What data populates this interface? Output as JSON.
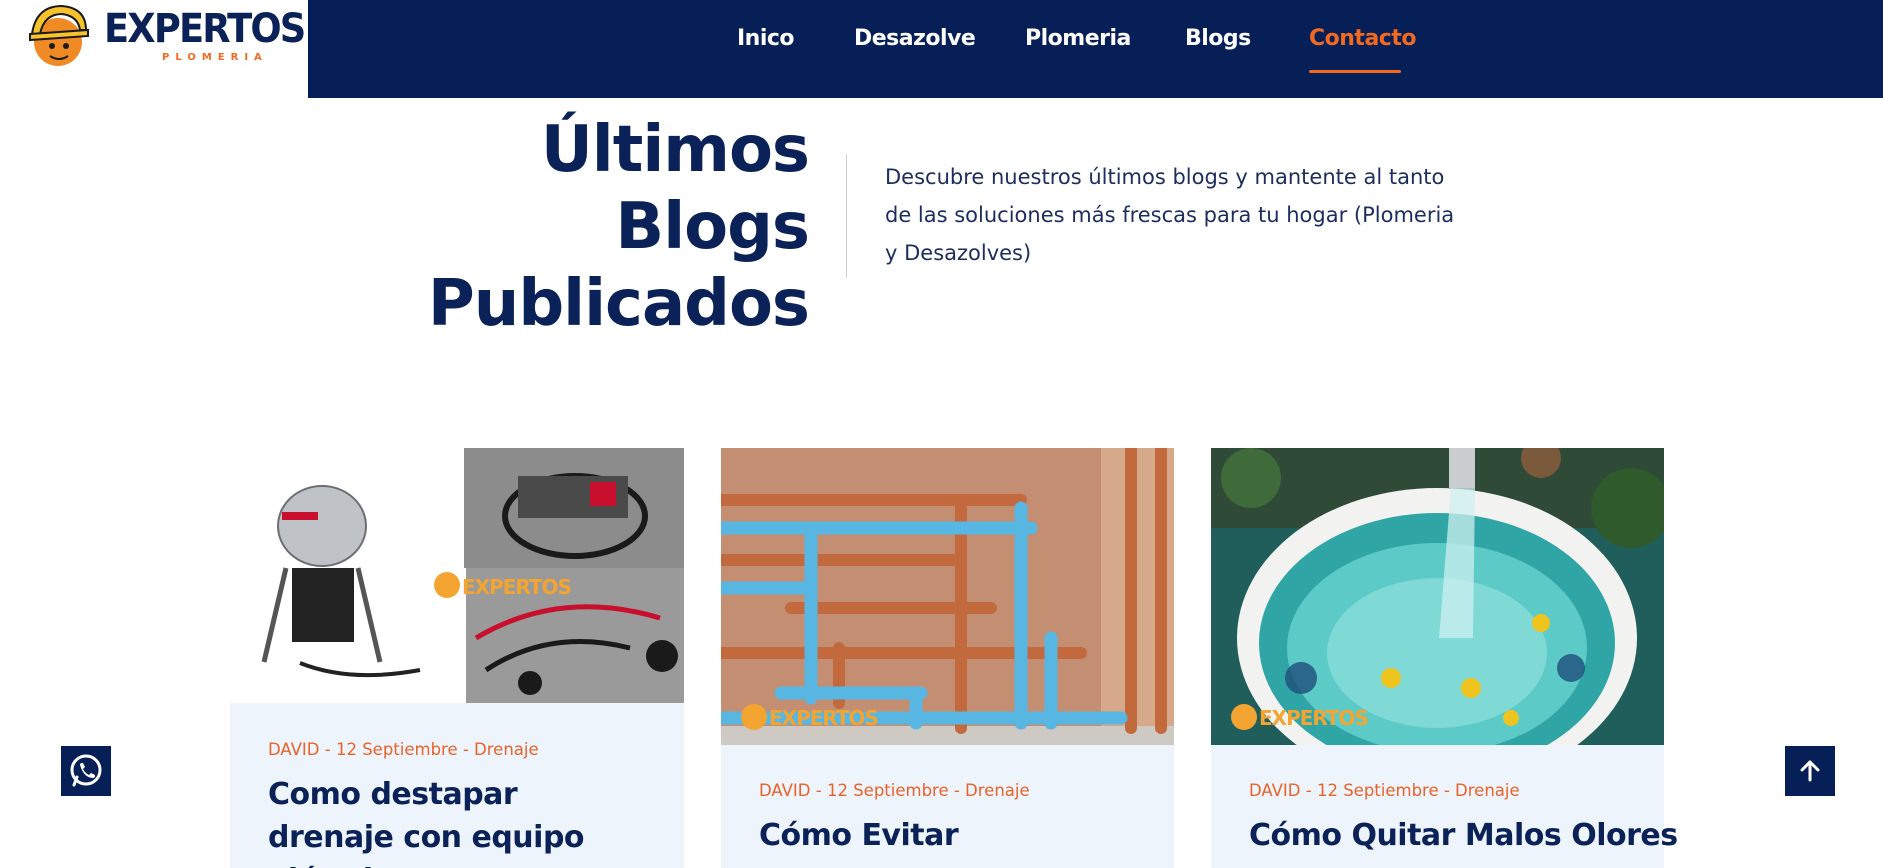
{
  "brand": {
    "name": "EXPERTOS",
    "tagline": "PLOMERIA"
  },
  "nav": {
    "items": [
      {
        "label": "Inico"
      },
      {
        "label": "Desazolve"
      },
      {
        "label": "Plomeria"
      },
      {
        "label": "Blogs"
      },
      {
        "label": "Contacto",
        "active": true
      }
    ]
  },
  "hero": {
    "title_lines": [
      "Últimos",
      "Blogs",
      "Publicados"
    ],
    "description": "Descubre nuestros últimos blogs y mantente al tanto de las soluciones más frescas para tu hogar (Plomeria y Desazolves)"
  },
  "posts": [
    {
      "meta": "DAVID - 12 Septiembre - Drenaje",
      "title": "Como destapar drenaje con equipo eléctrico",
      "image": "drain-cleaning-machines",
      "watermark": "EXPERTOS"
    },
    {
      "meta": "DAVID - 12 Septiembre - Drenaje",
      "title": "Cómo Evitar",
      "image": "copper-and-blue-pipes",
      "watermark": "EXPERTOS"
    },
    {
      "meta": "DAVID - 12 Septiembre - Drenaje",
      "title": "Cómo Quitar Malos Olores",
      "image": "water-filled-basin",
      "watermark": "EXPERTOS"
    }
  ],
  "floating": {
    "whatsapp_icon": "whatsapp-icon",
    "top_icon": "arrow-up-icon"
  },
  "colors": {
    "navy": "#071f57",
    "accent": "#f26a21",
    "card_bg": "#eef4fb"
  }
}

PROBLEM STATEMENT: Copy out each line of the records that holds the string "icon".

WRITTEN RESPONSE:
    "whatsapp_icon": "whatsapp-icon",
    "top_icon": "arrow-up-icon"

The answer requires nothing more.